[GOAL OF THE EXERCISE]
Copy verbatim the part of the data that opens with the line containing "table-row: 武昌职业学院 武汉" and closes with the line containing "college-name-cell: 成都航空职业技术学院 xyxy=(367,729,650,766)", including both of those lines.

____

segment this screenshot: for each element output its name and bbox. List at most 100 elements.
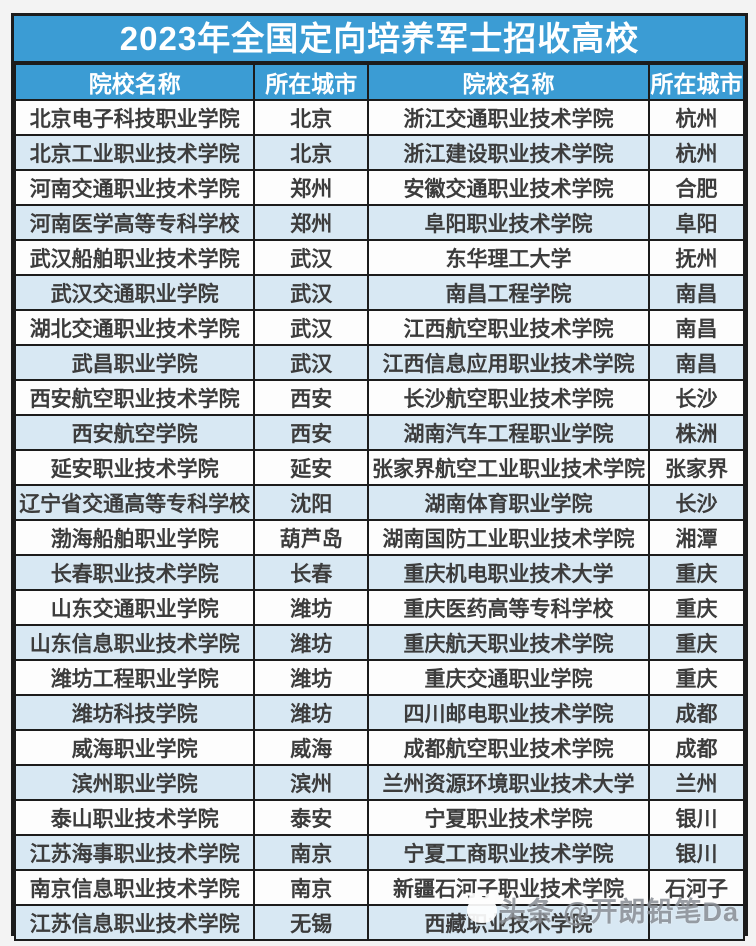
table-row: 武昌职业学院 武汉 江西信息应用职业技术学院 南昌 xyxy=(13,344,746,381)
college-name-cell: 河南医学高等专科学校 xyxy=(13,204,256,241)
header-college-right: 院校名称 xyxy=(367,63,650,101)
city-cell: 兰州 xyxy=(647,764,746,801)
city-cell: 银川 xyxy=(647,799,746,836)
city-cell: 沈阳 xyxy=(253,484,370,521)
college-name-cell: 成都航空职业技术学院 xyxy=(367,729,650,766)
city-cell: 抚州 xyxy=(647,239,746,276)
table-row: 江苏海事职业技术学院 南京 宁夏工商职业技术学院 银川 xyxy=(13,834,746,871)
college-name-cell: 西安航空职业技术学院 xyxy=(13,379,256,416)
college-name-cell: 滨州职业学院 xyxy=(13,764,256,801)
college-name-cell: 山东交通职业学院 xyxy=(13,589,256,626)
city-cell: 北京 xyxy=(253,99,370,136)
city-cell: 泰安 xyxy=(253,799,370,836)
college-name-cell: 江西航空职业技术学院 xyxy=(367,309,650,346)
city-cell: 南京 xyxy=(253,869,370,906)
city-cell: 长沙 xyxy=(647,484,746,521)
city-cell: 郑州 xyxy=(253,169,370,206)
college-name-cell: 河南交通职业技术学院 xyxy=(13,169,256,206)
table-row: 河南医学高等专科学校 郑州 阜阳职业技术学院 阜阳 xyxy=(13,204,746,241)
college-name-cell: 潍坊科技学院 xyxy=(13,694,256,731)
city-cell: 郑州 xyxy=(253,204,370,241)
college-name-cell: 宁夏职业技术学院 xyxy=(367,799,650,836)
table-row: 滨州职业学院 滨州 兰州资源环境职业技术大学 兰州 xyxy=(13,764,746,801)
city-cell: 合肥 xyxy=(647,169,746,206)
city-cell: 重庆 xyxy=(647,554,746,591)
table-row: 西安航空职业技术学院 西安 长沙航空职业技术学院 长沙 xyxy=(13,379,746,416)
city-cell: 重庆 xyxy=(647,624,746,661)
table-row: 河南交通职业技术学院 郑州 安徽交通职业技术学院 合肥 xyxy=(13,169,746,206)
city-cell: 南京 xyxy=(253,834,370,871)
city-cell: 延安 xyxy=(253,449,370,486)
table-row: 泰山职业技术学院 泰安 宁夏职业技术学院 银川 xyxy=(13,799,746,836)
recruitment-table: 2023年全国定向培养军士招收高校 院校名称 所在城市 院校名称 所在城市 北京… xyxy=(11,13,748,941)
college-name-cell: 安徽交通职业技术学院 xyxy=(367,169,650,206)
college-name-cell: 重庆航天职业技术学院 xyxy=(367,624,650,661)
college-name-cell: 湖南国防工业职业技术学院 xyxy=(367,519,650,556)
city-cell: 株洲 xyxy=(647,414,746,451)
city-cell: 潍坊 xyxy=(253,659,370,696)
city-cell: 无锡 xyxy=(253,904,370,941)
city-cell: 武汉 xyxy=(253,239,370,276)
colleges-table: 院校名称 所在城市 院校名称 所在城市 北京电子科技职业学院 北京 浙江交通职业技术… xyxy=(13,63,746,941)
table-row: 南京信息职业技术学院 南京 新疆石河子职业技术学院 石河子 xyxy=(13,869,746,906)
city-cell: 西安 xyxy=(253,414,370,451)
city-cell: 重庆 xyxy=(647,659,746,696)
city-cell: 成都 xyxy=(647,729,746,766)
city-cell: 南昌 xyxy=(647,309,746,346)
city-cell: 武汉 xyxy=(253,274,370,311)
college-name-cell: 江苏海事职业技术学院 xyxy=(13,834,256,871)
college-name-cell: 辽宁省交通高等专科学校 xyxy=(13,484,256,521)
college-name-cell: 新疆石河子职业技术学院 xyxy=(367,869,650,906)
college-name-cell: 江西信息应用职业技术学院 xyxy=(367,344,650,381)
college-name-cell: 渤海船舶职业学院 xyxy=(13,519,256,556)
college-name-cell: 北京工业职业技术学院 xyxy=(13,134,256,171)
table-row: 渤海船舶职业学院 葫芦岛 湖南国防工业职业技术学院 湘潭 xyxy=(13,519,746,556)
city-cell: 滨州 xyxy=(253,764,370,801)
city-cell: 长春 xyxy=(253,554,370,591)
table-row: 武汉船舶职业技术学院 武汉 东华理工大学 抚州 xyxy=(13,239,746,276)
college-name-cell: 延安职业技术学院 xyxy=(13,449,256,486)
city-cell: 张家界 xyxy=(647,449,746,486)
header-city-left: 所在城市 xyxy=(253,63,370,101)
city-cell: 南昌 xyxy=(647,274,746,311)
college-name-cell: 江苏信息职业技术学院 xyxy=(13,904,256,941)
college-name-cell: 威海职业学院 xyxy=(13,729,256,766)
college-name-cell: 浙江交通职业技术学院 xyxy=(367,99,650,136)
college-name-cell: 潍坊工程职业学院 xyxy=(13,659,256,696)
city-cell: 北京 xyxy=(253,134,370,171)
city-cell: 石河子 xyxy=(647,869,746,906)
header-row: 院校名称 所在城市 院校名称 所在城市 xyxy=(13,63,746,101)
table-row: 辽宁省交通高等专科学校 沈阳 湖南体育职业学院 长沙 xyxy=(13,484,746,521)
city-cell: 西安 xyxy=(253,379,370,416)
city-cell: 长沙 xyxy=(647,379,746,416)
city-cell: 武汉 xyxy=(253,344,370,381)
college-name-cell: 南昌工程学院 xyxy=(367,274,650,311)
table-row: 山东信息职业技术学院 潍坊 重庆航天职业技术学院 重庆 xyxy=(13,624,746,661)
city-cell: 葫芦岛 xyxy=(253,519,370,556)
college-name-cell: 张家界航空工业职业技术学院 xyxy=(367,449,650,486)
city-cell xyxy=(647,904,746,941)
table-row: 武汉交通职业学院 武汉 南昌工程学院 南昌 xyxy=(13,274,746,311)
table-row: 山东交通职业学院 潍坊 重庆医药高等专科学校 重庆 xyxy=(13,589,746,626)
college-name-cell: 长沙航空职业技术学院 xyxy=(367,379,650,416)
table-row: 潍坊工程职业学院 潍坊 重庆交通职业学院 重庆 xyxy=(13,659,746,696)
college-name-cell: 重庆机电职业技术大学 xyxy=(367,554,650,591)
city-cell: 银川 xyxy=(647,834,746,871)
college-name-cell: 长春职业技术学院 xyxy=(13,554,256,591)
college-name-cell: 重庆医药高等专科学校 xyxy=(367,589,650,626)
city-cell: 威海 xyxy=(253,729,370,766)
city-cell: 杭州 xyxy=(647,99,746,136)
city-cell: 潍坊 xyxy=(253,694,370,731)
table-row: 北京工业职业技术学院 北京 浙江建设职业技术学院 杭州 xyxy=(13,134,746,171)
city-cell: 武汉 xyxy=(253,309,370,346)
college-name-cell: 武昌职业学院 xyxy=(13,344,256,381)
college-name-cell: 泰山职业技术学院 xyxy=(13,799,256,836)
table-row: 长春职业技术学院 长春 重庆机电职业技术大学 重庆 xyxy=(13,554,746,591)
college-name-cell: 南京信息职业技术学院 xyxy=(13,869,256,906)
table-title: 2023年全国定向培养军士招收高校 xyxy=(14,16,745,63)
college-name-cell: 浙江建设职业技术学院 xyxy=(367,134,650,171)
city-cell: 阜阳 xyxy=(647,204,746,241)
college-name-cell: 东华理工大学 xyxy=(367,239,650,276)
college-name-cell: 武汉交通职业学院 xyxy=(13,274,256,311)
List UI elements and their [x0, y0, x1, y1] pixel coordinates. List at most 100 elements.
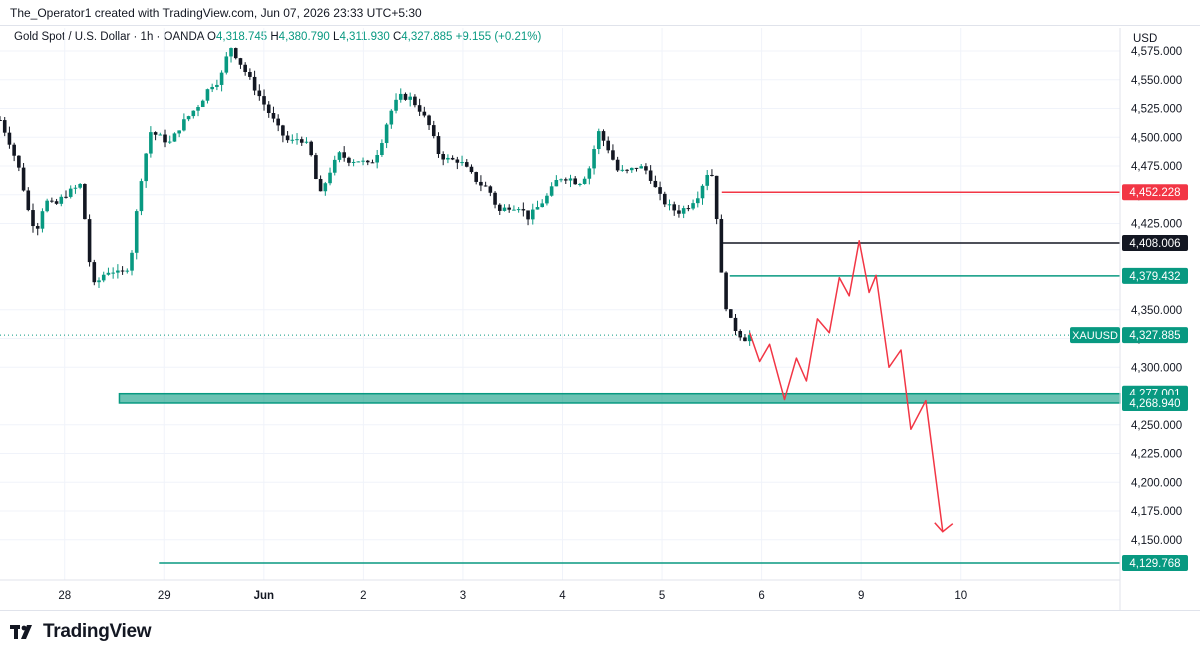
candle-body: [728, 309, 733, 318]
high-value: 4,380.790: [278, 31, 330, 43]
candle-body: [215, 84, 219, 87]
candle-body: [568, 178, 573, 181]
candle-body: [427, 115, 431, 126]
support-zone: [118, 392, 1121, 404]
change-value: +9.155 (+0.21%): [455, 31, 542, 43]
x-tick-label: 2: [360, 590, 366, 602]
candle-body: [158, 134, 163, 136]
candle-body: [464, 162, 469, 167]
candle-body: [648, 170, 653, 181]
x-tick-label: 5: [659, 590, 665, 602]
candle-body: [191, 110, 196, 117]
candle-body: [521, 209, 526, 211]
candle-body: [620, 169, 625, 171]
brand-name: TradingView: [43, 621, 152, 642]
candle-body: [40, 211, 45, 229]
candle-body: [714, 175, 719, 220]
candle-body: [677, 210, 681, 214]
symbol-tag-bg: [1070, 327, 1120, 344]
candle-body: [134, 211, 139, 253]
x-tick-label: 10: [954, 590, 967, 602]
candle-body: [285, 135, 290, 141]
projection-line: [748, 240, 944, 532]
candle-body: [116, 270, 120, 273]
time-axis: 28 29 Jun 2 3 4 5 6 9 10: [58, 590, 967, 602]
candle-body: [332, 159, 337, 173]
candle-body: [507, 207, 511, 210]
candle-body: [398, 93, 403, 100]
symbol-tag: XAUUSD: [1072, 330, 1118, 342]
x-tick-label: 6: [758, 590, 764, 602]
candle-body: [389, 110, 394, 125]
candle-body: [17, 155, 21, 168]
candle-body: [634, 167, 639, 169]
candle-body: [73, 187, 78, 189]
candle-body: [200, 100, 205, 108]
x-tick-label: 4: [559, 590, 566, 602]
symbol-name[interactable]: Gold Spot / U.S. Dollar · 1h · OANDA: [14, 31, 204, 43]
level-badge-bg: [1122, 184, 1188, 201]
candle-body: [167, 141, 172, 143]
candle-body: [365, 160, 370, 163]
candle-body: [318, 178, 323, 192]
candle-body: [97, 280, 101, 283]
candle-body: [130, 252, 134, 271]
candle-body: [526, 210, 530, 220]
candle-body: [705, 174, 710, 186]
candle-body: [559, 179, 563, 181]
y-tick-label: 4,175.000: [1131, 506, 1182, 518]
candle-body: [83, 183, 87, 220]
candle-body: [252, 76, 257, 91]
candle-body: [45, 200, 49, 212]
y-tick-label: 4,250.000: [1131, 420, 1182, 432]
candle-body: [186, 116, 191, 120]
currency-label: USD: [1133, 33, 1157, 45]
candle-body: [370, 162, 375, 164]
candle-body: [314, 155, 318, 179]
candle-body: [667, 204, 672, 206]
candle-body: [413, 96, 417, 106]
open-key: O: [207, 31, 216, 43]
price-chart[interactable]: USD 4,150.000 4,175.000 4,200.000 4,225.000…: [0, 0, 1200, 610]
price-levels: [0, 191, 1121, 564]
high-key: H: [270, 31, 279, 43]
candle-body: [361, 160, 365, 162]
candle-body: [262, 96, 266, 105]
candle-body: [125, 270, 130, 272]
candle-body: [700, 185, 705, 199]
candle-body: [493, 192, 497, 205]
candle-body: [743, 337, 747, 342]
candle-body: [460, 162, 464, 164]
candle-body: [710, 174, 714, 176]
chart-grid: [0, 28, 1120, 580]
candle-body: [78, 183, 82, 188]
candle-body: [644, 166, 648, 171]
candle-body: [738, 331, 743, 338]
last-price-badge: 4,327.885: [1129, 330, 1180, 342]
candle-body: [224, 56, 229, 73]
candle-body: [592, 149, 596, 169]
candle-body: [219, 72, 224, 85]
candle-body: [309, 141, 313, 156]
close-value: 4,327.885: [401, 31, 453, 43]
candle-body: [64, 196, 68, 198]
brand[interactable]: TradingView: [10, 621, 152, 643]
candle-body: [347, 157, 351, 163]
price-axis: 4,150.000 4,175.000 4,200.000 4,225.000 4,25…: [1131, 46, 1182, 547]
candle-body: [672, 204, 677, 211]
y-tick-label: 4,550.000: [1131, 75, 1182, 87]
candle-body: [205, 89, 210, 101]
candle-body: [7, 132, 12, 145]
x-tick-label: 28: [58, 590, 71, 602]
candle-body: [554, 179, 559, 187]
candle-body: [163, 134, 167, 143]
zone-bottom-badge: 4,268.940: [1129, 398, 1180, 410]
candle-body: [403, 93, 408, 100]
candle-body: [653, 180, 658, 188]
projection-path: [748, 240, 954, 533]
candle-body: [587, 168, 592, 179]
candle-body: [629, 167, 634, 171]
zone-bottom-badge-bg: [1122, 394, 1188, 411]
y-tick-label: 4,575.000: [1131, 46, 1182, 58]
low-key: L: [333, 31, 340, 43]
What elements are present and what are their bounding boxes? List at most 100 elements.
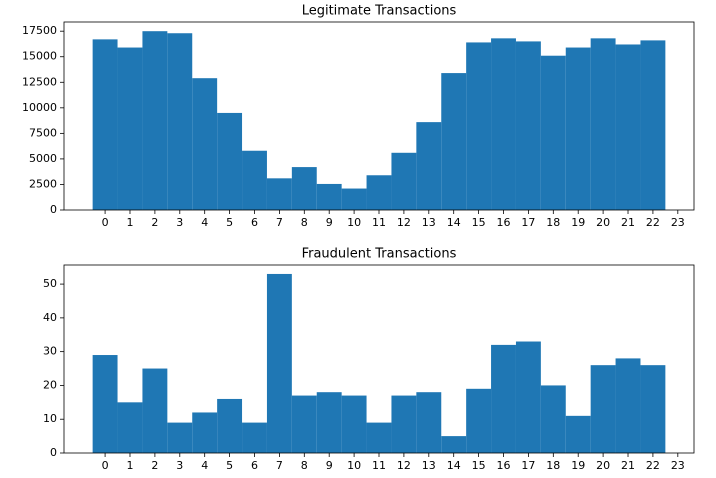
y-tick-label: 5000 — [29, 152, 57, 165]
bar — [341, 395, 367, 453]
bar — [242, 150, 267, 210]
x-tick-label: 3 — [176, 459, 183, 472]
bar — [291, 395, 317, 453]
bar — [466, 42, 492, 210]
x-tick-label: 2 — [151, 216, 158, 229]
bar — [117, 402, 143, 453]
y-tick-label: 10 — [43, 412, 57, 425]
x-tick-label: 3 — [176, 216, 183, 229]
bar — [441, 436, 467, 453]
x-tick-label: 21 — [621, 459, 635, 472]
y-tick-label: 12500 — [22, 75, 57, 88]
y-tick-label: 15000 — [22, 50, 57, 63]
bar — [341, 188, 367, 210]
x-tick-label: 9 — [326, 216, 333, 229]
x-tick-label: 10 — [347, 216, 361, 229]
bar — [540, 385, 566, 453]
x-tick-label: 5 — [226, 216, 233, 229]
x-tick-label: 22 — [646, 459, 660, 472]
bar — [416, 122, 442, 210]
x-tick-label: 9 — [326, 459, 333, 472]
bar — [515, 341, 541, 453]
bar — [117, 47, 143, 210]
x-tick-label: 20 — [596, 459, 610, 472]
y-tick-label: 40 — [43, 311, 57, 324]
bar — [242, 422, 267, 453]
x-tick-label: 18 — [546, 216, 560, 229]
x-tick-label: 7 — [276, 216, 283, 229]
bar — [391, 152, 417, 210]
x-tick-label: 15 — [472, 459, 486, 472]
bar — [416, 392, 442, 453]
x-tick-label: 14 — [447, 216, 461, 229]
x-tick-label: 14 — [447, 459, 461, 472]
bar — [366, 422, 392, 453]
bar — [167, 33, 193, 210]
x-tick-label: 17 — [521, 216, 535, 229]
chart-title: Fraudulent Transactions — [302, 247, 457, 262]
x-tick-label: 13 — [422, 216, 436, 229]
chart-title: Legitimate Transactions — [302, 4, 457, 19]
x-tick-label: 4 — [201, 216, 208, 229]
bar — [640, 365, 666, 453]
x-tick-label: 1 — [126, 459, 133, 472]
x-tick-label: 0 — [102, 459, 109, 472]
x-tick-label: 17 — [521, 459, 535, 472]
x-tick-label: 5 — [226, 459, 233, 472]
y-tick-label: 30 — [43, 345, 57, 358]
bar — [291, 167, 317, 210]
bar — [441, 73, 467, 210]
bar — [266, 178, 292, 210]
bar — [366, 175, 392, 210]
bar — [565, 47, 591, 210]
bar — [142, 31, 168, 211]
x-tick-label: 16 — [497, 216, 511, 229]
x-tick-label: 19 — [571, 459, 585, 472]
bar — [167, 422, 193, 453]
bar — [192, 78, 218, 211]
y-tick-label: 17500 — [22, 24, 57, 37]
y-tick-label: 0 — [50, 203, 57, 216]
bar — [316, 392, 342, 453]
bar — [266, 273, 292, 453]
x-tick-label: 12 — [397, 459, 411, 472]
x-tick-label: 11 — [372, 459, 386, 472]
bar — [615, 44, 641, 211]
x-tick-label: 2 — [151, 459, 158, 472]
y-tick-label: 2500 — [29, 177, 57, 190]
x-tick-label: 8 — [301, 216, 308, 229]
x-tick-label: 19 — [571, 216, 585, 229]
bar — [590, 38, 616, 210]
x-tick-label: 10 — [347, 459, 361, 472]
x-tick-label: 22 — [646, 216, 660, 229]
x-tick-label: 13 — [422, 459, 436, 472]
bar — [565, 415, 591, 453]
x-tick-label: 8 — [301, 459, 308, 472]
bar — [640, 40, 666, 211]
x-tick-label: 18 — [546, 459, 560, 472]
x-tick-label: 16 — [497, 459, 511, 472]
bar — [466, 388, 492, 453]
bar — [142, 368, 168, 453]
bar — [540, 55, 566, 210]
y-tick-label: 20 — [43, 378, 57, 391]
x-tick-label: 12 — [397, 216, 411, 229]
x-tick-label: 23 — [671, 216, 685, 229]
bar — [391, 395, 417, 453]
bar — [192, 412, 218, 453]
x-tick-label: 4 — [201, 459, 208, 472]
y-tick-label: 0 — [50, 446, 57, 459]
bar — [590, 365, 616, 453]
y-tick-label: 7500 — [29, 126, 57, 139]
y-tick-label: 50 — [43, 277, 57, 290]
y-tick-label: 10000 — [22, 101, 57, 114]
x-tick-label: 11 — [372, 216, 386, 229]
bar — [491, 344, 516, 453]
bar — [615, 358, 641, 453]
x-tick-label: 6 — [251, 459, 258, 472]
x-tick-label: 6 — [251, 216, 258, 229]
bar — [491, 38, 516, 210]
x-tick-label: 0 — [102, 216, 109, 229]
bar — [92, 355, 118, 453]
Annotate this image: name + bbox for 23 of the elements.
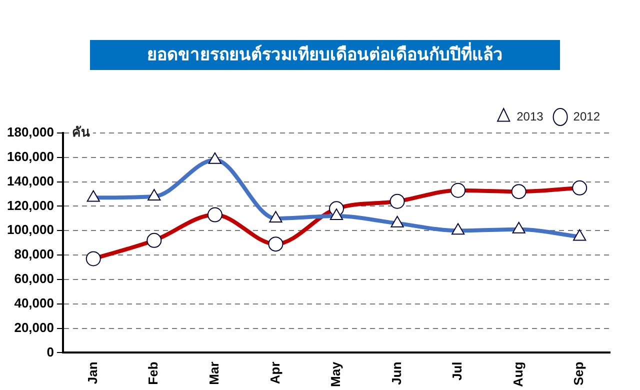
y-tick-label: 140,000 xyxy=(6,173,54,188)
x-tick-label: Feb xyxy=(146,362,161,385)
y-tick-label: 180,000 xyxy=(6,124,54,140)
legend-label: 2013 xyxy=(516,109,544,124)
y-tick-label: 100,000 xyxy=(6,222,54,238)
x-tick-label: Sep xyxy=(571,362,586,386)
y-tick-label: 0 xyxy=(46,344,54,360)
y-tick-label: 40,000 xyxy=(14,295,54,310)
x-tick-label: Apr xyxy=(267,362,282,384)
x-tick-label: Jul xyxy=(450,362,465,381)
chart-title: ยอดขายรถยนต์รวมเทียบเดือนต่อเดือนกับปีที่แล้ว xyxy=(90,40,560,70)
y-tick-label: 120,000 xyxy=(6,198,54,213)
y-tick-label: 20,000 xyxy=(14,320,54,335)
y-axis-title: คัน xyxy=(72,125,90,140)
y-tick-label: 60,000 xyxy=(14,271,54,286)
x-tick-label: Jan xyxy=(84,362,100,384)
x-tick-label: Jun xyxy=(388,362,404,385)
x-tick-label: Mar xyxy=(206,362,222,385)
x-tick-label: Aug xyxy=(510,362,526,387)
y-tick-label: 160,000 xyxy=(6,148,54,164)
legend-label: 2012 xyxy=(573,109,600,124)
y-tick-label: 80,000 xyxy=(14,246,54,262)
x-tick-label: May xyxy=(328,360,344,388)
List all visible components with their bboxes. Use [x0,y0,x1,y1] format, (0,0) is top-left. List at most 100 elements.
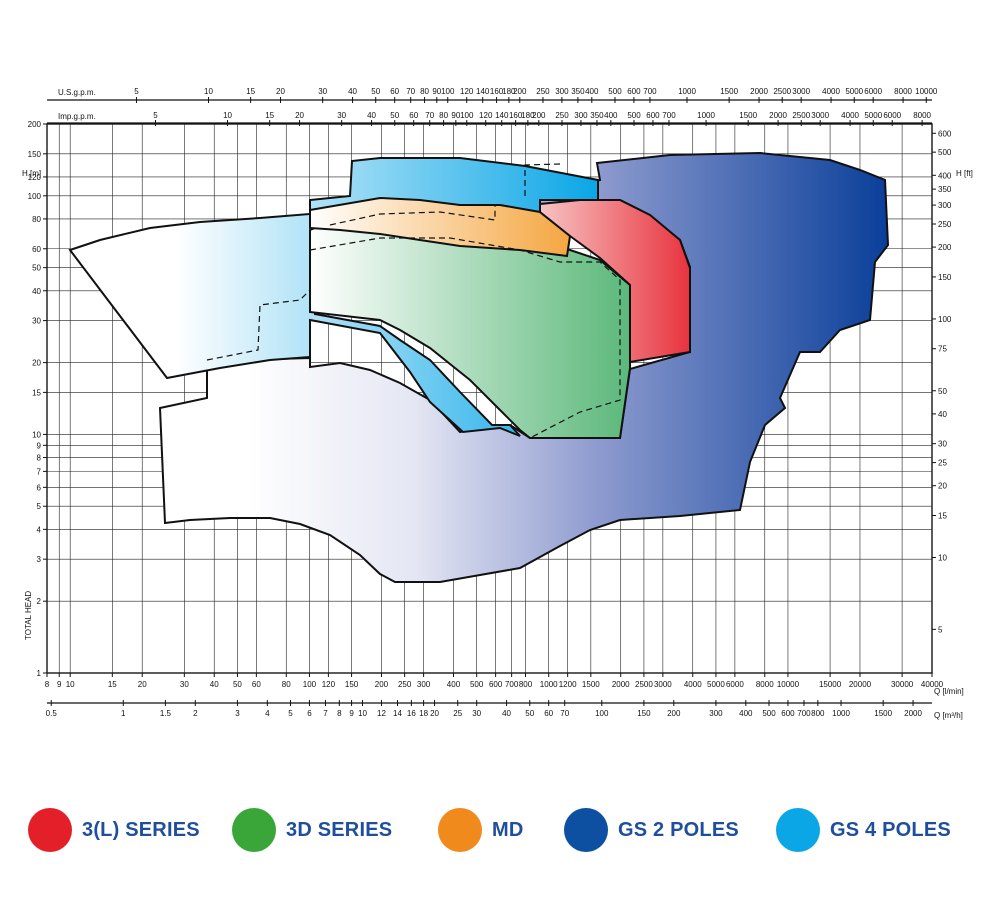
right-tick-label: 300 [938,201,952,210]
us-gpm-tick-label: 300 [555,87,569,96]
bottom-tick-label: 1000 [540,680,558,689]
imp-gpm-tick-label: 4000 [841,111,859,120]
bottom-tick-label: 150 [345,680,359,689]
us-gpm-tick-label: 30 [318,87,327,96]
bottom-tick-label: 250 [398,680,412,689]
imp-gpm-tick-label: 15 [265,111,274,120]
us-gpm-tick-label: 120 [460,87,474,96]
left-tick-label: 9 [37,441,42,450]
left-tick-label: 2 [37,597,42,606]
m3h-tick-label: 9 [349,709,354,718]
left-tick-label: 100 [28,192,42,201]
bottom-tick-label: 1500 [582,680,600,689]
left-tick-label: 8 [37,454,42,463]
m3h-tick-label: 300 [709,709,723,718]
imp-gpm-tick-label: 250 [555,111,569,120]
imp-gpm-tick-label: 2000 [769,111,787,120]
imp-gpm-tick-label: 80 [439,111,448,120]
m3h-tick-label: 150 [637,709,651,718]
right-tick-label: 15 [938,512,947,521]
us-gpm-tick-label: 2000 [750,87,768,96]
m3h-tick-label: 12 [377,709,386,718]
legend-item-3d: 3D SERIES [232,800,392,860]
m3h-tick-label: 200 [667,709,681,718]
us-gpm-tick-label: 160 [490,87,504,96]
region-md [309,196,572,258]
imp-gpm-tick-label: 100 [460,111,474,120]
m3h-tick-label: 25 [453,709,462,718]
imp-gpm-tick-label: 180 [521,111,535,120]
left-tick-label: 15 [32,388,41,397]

____

[OUTPUT OF THE TASK]
table-row: 武昌职业学院 武汉 江西信息应用职业技术学院 南昌 xyxy=(13,344,746,381)
college-name-cell: 河南医学高等专科学校 xyxy=(13,204,256,241)
header-college-right: 院校名称 xyxy=(367,63,650,101)
city-cell: 兰州 xyxy=(647,764,746,801)
city-cell: 银川 xyxy=(647,799,746,836)
city-cell: 沈阳 xyxy=(253,484,370,521)
college-name-cell: 成都航空职业技术学院 xyxy=(367,729,650,766)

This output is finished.